:: Supplied data ::
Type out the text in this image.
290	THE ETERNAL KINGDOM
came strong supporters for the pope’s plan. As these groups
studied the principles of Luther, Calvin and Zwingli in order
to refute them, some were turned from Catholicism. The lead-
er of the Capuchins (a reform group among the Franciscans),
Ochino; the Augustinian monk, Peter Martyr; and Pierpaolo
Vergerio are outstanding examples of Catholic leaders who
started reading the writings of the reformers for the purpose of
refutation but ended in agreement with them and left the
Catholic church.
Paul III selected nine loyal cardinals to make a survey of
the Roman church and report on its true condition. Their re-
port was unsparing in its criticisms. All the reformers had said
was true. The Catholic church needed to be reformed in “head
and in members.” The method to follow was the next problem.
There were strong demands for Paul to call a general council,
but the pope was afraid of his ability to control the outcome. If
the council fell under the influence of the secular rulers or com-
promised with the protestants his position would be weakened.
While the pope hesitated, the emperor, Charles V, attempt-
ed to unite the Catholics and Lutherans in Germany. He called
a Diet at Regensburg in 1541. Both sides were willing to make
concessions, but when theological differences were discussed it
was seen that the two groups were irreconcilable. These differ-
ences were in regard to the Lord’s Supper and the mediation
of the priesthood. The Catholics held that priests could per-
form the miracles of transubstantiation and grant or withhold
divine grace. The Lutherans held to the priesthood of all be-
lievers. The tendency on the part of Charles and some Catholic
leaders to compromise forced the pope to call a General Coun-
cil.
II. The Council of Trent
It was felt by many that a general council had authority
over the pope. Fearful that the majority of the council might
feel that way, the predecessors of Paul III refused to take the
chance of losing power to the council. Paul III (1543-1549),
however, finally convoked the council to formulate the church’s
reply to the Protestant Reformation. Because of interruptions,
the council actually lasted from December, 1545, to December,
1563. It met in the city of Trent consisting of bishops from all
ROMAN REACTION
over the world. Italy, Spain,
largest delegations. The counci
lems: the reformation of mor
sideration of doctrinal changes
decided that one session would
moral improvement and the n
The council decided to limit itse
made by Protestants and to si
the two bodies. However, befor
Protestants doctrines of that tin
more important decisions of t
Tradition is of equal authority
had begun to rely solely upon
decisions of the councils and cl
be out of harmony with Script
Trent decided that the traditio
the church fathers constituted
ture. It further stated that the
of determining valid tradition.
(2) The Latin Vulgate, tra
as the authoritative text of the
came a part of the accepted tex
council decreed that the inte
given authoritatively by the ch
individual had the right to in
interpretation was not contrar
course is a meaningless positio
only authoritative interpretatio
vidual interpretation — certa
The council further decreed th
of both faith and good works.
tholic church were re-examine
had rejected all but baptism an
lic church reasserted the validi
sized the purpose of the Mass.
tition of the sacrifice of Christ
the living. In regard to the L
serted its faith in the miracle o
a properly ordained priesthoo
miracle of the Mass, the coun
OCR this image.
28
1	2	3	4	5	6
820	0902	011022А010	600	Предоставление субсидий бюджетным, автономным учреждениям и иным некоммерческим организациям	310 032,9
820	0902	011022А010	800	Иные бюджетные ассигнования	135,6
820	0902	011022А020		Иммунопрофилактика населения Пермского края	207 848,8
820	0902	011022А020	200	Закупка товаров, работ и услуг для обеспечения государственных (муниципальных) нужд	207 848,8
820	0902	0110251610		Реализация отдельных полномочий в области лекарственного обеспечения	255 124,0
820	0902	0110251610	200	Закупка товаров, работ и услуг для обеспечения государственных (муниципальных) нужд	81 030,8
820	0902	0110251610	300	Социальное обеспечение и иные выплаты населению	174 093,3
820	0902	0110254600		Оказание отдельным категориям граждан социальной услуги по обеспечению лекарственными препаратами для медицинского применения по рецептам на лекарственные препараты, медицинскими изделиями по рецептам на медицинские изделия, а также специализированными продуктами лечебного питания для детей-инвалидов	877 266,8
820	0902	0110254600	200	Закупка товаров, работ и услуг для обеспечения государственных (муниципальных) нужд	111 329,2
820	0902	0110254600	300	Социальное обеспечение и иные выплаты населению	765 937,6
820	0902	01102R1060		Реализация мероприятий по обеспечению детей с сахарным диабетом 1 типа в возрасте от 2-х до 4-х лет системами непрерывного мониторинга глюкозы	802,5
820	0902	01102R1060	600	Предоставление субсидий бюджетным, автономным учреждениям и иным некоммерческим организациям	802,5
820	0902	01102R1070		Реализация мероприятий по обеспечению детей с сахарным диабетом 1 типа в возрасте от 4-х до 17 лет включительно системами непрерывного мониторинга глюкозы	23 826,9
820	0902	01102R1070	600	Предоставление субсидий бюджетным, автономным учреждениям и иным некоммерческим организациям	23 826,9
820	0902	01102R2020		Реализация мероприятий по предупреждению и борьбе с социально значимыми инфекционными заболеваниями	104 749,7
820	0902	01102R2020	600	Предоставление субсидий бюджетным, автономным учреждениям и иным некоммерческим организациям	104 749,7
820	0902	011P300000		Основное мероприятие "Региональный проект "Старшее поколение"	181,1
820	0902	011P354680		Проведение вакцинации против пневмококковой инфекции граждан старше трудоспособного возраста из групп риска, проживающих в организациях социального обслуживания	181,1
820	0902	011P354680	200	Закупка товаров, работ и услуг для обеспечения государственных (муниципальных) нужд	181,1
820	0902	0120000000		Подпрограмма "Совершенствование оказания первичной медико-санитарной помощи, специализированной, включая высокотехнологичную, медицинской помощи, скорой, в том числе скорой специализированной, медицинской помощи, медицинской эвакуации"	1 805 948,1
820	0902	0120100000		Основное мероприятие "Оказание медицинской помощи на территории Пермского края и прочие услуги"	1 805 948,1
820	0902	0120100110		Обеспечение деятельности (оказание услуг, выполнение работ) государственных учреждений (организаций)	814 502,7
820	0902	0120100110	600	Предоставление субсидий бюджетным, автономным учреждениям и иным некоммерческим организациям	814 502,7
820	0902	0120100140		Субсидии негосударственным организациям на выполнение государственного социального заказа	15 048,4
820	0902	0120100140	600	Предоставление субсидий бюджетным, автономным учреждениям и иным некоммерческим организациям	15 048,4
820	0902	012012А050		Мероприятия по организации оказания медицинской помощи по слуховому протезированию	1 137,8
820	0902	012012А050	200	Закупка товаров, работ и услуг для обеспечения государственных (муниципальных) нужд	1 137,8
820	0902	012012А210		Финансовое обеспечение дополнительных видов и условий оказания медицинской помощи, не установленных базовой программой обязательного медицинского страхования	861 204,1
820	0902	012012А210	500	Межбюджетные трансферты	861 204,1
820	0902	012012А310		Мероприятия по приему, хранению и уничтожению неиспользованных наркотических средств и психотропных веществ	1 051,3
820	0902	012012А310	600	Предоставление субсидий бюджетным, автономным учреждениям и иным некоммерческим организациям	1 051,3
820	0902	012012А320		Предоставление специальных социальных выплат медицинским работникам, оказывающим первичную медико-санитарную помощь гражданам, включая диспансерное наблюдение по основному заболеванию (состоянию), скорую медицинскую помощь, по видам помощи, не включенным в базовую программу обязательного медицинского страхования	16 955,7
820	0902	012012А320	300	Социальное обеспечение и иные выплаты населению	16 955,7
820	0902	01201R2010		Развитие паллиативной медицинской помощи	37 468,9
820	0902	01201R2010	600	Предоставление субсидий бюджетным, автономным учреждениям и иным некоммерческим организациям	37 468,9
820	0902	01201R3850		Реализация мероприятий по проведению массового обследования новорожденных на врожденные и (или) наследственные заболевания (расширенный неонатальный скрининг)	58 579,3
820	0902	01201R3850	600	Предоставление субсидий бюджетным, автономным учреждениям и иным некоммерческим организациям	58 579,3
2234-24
:::
_Challenge_:
Provide an exact reproduction of all the entries shown above.

_Solution_:
Type out the text in this image.
290	THE ETERNAL KINGDOM
came strong supporters for the pope’s plan. As these groups
studied the principles of Luther, Calvin and Zwingli in order
to refute them, some were turned from Catholicism. The lead-
er of the Capuchins (a reform group among the Franciscans),
Ochino; the Augustinian monk, Peter Martyr; and Pierpaolo
Vergerio are outstanding examples of Catholic leaders who
started reading the writings of the reformers for the purpose of
refutation but ended in agreement with them and left the
Catholic church.
Paul III selected nine loyal cardinals to make a survey of
the Roman church and report on its true condition. Their re-
port was unsparing in its criticisms. All the reformers had said
was true. The Catholic church needed to be reformed in “head
and in members.” The method to follow was the next problem.
There were strong demands for Paul to call a general council,
but the pope was afraid of his ability to control the outcome. If
the council fell under the influence of the secular rulers or com-
promised with the protestants his position would be weakened.
While the pope hesitated, the emperor, Charles V, attempt-
ed to unite the Catholics and Lutherans in Germany. He called
a Diet at Regensburg in 1541. Both sides were willing to make
concessions, but when theological differences were discussed it
was seen that the two groups were irreconcilable. These differ-
ences were in regard to the Lord’s Supper and the mediation
of the priesthood. The Catholics held that priests could per-
form the miracles of transubstantiation and grant or withhold
divine grace. The Lutherans held to the priesthood of all be-
lievers. The tendency on the part of Charles and some Catholic
leaders to compromise forced the pope to call a General Coun-
cil.
II. The Council of Trent
It was felt by many that a general council had authority
over the pope. Fearful that the majority of the council might
feel that way, the predecessors of Paul III refused to take the
chance of losing power to the council. Paul III (1543-1549),
however, finally convoked the council to formulate the church’s
reply to the Protestant Reformation. Because of interruptions,
the council actually lasted from December, 1545, to December,
1563. It met in the city of Trent consisting of bishops from all
ROMAN REACTION
over the world. Italy, Spain,
largest delegations. The counci
lems: the reformation of mor
sideration of doctrinal changes
decided that one session would
moral improvement and the n
The council decided to limit itse
made by Protestants and to si
the two bodies. However, befor
Protestants doctrines of that tin
more important decisions of t
Tradition is of equal authority
had begun to rely solely upon
decisions of the councils and cl
be out of harmony with Script
Trent decided that the traditio
the church fathers constituted
ture. It further stated that the
of determining valid tradition.
(2) The Latin Vulgate, tra
as the authoritative text of the
came a part of the accepted tex
council decreed that the inte
given authoritatively by the ch
individual had the right to in
interpretation was not contrar
course is a meaningless positio
only authoritative interpretatio
vidual interpretation — certa
The council further decreed th
of both faith and good works.
tholic church were re-examine
had rejected all but baptism an
lic church reasserted the validi
sized the purpose of the Mass.
tition of the sacrifice of Christ
the living. In regard to the L
serted its faith in the miracle o
a properly ordained priesthoo
miracle of the Mass, the coun
OCR this image.
28
1	2	3	4	5	6
820	0902	011022А010	600	Предоставление субсидий бюджетным, автономным учреждениям и иным некоммерческим организациям	310 032,9
820	0902	011022А010	800	Иные бюджетные ассигнования	135,6
820	0902	011022А020		Иммунопрофилактика населения Пермского края	207 848,8
820	0902	011022А020	200	Закупка товаров, работ и услуг для обеспечения государственных (муниципальных) нужд	207 848,8
820	0902	0110251610		Реализация отдельных полномочий в области лекарственного обеспечения	255 124,0
820	0902	0110251610	200	Закупка товаров, работ и услуг для обеспечения государственных (муниципальных) нужд	81 030,8
820	0902	0110251610	300	Социальное обеспечение и иные выплаты населению	174 093,3
820	0902	0110254600		Оказание отдельным категориям граждан социальной услуги по обеспечению лекарственными препаратами для медицинского применения по рецептам на лекарственные препараты, медицинскими изделиями по рецептам на медицинские изделия, а также специализированными продуктами лечебного питания для детей-инвалидов	877 266,8
820	0902	0110254600	200	Закупка товаров, работ и услуг для обеспечения государственных (муниципальных) нужд	111 329,2
820	0902	0110254600	300	Социальное обеспечение и иные выплаты населению	765 937,6
820	0902	01102R1060		Реализация мероприятий по обеспечению детей с сахарным диабетом 1 типа в возрасте от 2-х до 4-х лет системами непрерывного мониторинга глюкозы	802,5
820	0902	01102R1060	600	Предоставление субсидий бюджетным, автономным учреждениям и иным некоммерческим организациям	802,5
820	0902	01102R1070		Реализация мероприятий по обеспечению детей с сахарным диабетом 1 типа в возрасте от 4-х до 17 лет включительно системами непрерывного мониторинга глюкозы	23 826,9
820	0902	01102R1070	600	Предоставление субсидий бюджетным, автономным учреждениям и иным некоммерческим организациям	23 826,9
820	0902	01102R2020		Реализация мероприятий по предупреждению и борьбе с социально значимыми инфекционными заболеваниями	104 749,7
820	0902	01102R2020	600	Предоставление субсидий бюджетным, автономным учреждениям и иным некоммерческим организациям	104 749,7
820	0902	011P300000		Основное мероприятие "Региональный проект "Старшее поколение"	181,1
820	0902	011P354680		Проведение вакцинации против пневмококковой инфекции граждан старше трудоспособного возраста из групп риска, проживающих в организациях социального обслуживания	181,1
820	0902	011P354680	200	Закупка товаров, работ и услуг для обеспечения государственных (муниципальных) нужд	181,1
820	0902	0120000000		Подпрограмма "Совершенствование оказания первичной медико-санитарной помощи, специализированной, включая высокотехнологичную, медицинской помощи, скорой, в том числе скорой специализированной, медицинской помощи, медицинской эвакуации"	1 805 948,1
820	0902	0120100000		Основное мероприятие "Оказание медицинской помощи на территории Пермского края и прочие услуги"	1 805 948,1
820	0902	0120100110		Обеспечение деятельности (оказание услуг, выполнение работ) государственных учреждений (организаций)	814 502,7
820	0902	0120100110	600	Предоставление субсидий бюджетным, автономным учреждениям и иным некоммерческим организациям	814 502,7
820	0902	0120100140		Субсидии негосударственным организациям на выполнение государственного социального заказа	15 048,4
820	0902	0120100140	600	Предоставление субсидий бюджетным, автономным учреждениям и иным некоммерческим организациям	15 048,4
820	0902	012012А050		Мероприятия по организации оказания медицинской помощи по слуховому протезированию	1 137,8
820	0902	012012А050	200	Закупка товаров, работ и услуг для обеспечения государственных (муниципальных) нужд	1 137,8
820	0902	012012А210		Финансовое обеспечение дополнительных видов и условий оказания медицинской помощи, не установленных базовой программой обязательного медицинского страхования	861 204,1
820	0902	012012А210	500	Межбюджетные трансферты	861 204,1
820	0902	012012А310		Мероприятия по приему, хранению и уничтожению неиспользованных наркотических средств и психотропных веществ	1 051,3
820	0902	012012А310	600	Предоставление субсидий бюджетным, автономным учреждениям и иным некоммерческим организациям	1 051,3
820	0902	012012А320		Предоставление специальных социальных выплат медицинским работникам, оказывающим первичную медико-санитарную помощь гражданам, включая диспансерное наблюдение по основному заболеванию (состоянию), скорую медицинскую помощь, по видам помощи, не включенным в базовую программу обязательного медицинского страхования	16 955,7
820	0902	012012А320	300	Социальное обеспечение и иные выплаты населению	16 955,7
820	0902	01201R2010		Развитие паллиативной медицинской помощи	37 468,9
820	0902	01201R2010	600	Предоставление субсидий бюджетным, автономным учреждениям и иным некоммерческим организациям	37 468,9
820	0902	01201R3850		Реализация мероприятий по проведению массового обследования новорожденных на врожденные и (или) наследственные заболевания (расширенный неонатальный скрининг)	58 579,3
820	0902	01201R3850	600	Предоставление субсидий бюджетным, автономным учреждениям и иным некоммерческим организациям	58 579,3
2234-24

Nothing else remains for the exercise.